* **DIRECTIONS**:
From the data that follows, copy every line holding the string "xlabel".

____

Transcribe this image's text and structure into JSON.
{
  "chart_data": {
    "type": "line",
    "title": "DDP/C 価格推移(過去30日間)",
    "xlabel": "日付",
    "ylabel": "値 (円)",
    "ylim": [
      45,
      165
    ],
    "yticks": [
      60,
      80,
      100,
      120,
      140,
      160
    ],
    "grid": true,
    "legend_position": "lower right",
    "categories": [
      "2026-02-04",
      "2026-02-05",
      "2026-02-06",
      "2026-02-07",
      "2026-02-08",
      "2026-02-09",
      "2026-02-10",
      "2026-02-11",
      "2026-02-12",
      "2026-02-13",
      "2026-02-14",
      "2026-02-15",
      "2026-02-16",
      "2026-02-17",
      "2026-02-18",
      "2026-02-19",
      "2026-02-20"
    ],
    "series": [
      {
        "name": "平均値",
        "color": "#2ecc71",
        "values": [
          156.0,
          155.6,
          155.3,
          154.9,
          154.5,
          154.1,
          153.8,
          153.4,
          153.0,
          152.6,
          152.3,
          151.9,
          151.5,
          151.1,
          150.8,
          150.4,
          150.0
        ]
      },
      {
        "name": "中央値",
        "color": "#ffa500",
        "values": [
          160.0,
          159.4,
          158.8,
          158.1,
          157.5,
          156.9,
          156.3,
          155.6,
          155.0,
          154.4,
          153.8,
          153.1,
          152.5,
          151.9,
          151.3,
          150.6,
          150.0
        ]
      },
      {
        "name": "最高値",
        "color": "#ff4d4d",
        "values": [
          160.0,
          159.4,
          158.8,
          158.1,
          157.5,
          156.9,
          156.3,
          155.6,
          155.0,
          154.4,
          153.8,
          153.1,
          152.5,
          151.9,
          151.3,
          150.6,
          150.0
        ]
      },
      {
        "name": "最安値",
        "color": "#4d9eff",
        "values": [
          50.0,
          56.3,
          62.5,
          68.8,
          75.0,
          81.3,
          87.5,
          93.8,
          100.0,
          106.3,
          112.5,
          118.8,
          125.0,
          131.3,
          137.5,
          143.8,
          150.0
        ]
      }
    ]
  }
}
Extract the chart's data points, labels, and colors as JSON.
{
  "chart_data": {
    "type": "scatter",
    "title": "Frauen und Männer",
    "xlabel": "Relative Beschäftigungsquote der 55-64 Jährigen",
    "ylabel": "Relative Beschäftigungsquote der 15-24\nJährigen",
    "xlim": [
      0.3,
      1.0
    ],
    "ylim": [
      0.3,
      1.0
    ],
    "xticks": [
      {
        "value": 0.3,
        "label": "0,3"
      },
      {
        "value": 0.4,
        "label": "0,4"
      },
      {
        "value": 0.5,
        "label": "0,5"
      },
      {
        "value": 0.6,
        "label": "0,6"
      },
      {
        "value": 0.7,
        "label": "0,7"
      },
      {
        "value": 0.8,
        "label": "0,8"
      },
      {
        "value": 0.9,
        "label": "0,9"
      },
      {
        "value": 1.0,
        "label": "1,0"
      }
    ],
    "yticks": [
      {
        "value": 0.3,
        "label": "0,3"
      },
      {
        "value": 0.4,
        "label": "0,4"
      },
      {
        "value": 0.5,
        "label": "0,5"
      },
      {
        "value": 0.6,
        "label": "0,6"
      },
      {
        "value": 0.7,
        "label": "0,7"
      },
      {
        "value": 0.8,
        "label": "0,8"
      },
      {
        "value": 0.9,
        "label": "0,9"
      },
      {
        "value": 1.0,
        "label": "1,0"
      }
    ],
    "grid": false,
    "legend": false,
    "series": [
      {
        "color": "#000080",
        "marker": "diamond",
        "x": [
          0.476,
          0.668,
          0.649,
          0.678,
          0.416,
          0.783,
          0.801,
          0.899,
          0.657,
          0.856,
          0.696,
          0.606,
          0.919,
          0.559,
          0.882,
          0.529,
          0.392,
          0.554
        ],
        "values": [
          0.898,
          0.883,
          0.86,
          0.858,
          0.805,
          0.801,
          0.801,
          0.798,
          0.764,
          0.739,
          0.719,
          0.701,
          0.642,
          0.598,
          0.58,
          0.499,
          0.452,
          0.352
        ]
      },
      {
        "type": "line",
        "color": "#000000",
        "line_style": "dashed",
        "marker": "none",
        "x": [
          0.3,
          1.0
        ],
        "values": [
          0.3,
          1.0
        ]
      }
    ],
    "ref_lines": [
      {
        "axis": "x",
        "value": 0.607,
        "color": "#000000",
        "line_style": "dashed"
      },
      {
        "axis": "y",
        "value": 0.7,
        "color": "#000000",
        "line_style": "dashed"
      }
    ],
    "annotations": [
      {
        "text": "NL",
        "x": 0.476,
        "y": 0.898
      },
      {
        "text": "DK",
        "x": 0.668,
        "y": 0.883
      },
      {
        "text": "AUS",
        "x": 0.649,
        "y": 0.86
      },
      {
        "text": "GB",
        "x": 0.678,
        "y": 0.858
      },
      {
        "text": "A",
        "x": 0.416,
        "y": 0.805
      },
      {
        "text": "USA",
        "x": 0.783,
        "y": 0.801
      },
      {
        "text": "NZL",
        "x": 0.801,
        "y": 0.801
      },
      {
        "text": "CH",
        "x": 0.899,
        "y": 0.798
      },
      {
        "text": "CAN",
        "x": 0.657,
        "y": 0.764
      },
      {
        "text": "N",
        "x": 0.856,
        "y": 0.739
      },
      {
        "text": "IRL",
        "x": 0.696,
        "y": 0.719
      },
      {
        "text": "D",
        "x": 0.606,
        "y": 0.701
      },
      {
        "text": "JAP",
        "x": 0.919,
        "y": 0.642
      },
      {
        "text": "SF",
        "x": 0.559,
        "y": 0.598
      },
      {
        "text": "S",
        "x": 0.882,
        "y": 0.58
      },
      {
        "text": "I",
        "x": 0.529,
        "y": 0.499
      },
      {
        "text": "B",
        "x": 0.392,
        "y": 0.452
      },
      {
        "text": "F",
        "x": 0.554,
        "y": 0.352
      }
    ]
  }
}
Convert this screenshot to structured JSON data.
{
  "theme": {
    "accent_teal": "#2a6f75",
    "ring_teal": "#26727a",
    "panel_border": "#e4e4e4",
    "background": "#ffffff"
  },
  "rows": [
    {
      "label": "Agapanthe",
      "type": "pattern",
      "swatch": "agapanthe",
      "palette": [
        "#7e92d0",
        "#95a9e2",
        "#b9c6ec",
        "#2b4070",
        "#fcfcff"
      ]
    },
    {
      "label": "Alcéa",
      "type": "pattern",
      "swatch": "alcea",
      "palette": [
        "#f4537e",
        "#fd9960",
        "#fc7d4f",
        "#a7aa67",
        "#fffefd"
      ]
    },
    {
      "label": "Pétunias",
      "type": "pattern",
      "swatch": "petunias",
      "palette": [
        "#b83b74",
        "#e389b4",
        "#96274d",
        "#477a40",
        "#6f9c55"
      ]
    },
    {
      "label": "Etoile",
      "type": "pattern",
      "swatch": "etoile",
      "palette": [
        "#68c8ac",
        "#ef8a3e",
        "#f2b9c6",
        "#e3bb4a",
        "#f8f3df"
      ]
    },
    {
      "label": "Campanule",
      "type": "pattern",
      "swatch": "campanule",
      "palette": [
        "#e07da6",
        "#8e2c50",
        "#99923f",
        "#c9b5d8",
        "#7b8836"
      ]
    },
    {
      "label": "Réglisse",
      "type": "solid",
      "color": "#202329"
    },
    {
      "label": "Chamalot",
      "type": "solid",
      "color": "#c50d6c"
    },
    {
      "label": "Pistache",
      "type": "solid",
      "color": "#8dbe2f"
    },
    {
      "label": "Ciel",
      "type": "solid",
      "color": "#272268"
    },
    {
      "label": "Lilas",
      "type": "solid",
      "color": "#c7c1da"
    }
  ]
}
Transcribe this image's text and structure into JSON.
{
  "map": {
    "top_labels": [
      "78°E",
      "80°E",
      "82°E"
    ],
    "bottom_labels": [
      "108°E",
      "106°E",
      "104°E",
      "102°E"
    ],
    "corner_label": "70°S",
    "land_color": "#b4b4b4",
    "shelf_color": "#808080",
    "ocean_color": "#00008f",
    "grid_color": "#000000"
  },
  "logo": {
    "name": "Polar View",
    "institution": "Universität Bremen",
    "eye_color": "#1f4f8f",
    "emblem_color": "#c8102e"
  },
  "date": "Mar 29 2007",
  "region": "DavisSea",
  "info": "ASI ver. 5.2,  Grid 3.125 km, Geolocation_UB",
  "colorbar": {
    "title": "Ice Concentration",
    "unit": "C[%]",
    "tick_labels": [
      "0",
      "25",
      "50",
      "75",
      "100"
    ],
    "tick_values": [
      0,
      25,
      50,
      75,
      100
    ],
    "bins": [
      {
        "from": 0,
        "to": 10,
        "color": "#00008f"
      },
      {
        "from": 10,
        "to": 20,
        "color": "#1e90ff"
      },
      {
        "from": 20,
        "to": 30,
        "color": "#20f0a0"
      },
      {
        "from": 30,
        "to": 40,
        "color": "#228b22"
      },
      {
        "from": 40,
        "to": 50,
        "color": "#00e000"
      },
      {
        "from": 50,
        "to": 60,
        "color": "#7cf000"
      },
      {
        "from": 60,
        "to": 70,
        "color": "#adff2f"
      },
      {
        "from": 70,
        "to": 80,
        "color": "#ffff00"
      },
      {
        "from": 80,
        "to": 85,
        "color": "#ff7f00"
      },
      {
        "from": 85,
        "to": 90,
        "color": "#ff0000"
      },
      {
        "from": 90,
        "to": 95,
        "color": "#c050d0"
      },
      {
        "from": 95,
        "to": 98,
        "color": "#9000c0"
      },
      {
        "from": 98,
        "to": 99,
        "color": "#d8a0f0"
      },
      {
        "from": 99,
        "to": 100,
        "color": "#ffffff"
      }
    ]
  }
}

____

* **THE REPLY**:
    "xlabel": "日付",
    "xlabel": "Relative Beschäftigungsquote der 55-64 Jährigen",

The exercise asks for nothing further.